### Supplied records
================================

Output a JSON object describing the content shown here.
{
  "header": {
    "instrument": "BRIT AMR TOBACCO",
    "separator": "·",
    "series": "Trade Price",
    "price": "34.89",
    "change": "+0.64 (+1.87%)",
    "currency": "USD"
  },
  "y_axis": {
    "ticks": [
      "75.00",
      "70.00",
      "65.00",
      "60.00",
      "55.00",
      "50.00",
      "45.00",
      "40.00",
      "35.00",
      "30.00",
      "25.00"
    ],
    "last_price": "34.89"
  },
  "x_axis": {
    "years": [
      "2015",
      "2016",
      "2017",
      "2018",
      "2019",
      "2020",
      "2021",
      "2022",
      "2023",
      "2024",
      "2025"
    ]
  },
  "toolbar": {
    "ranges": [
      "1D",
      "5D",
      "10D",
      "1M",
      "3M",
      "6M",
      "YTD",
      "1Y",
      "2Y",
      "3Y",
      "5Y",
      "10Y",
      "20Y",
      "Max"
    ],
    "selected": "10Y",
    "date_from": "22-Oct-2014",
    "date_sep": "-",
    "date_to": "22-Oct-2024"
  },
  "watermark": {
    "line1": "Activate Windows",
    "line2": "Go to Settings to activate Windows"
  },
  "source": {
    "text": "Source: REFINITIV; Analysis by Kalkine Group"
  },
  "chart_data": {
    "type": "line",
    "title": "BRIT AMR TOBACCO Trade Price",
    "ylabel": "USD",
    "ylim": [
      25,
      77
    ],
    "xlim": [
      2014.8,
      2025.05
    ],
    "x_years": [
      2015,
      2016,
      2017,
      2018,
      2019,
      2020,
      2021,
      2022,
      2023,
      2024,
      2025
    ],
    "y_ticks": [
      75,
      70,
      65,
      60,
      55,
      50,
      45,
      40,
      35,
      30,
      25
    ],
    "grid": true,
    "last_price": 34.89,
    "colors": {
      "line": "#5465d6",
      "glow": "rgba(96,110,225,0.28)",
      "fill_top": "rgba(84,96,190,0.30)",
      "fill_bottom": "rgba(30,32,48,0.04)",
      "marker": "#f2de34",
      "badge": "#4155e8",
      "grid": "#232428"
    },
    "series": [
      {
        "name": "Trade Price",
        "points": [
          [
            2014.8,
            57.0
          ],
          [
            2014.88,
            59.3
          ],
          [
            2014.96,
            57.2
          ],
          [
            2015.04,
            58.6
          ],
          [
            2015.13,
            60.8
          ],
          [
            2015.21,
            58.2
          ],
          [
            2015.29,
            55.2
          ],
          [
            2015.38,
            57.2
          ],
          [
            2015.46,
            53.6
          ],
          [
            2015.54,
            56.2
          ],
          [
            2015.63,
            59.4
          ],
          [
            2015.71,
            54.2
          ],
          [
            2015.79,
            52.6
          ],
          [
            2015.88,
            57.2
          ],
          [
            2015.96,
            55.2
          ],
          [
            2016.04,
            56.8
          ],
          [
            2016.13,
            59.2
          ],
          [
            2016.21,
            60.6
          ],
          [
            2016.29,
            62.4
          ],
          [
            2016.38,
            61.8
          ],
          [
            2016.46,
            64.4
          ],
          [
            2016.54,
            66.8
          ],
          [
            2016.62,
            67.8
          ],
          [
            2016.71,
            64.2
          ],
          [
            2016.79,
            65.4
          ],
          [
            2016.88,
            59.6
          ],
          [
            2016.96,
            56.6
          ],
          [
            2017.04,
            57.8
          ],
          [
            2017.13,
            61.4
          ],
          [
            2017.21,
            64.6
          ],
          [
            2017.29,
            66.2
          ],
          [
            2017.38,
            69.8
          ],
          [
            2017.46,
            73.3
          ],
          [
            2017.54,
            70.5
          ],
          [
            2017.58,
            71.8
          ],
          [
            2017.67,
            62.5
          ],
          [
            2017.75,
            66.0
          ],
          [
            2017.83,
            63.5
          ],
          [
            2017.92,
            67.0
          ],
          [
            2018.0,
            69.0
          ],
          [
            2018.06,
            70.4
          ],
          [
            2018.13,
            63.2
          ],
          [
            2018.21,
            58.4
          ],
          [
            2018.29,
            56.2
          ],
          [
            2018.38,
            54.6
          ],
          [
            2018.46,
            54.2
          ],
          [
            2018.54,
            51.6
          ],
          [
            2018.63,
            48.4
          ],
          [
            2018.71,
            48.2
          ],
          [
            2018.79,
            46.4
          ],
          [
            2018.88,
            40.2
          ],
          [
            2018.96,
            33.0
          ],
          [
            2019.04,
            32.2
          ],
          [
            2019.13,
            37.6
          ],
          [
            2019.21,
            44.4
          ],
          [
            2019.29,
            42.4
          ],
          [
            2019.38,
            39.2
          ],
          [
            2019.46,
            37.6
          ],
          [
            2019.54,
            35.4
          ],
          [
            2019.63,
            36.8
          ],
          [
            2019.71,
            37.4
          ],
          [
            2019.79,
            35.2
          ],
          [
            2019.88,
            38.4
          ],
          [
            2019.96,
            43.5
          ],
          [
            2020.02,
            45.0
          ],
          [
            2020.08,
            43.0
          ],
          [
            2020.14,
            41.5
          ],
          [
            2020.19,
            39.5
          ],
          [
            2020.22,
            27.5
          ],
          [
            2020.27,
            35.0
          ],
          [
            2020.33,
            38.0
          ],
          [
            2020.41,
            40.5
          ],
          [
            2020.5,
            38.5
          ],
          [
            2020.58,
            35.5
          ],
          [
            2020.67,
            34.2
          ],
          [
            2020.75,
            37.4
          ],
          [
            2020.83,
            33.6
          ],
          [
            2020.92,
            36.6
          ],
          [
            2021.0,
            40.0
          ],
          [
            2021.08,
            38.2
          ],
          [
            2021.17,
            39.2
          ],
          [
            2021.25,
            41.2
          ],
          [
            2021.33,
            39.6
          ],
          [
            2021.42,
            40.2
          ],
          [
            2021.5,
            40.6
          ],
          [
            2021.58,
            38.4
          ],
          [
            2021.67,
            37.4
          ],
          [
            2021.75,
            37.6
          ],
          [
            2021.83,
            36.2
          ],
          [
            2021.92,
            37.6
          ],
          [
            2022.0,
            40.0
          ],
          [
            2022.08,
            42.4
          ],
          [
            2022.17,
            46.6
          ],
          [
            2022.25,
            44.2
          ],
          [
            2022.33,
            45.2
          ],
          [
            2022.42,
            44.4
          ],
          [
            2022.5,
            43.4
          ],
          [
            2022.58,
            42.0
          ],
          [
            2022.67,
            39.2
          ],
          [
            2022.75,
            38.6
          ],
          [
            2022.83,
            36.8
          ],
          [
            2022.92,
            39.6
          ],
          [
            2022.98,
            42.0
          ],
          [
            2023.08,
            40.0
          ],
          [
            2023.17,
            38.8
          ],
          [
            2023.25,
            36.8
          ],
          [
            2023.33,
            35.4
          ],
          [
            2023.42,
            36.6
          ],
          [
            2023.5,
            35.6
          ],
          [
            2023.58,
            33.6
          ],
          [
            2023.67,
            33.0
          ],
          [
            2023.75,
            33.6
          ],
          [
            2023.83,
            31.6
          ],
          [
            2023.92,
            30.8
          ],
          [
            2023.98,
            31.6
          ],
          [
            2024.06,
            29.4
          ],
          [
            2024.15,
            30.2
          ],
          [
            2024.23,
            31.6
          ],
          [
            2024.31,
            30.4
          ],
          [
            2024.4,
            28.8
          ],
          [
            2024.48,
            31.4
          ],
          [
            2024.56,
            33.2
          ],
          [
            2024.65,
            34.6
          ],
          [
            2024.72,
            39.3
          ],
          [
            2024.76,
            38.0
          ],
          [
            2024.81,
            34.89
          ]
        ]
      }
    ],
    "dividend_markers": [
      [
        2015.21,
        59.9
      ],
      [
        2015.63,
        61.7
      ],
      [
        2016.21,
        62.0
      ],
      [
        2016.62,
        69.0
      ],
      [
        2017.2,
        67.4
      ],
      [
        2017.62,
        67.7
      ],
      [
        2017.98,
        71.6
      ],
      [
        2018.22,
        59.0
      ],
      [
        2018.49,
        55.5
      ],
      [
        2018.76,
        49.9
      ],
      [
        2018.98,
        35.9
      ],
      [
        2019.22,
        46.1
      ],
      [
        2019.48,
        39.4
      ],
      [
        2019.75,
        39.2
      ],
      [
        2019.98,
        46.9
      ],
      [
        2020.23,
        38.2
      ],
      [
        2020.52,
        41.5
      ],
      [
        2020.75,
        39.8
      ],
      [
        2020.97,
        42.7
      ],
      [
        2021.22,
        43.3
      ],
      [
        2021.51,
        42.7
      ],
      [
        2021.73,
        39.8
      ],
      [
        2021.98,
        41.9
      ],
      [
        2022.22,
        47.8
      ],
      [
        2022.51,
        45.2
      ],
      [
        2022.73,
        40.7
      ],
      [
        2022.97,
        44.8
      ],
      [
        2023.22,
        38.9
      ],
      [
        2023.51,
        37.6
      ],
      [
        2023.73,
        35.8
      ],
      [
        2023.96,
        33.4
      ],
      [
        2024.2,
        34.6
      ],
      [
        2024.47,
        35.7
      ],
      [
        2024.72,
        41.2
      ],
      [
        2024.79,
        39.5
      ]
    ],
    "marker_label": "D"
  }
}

================================

### Exercise objective
Check each line above for the string "Windows" and show the ones that have it.

### Final answer
    "line1": "Activate Windows",
    "line2": "Go to Settings to activate Windows"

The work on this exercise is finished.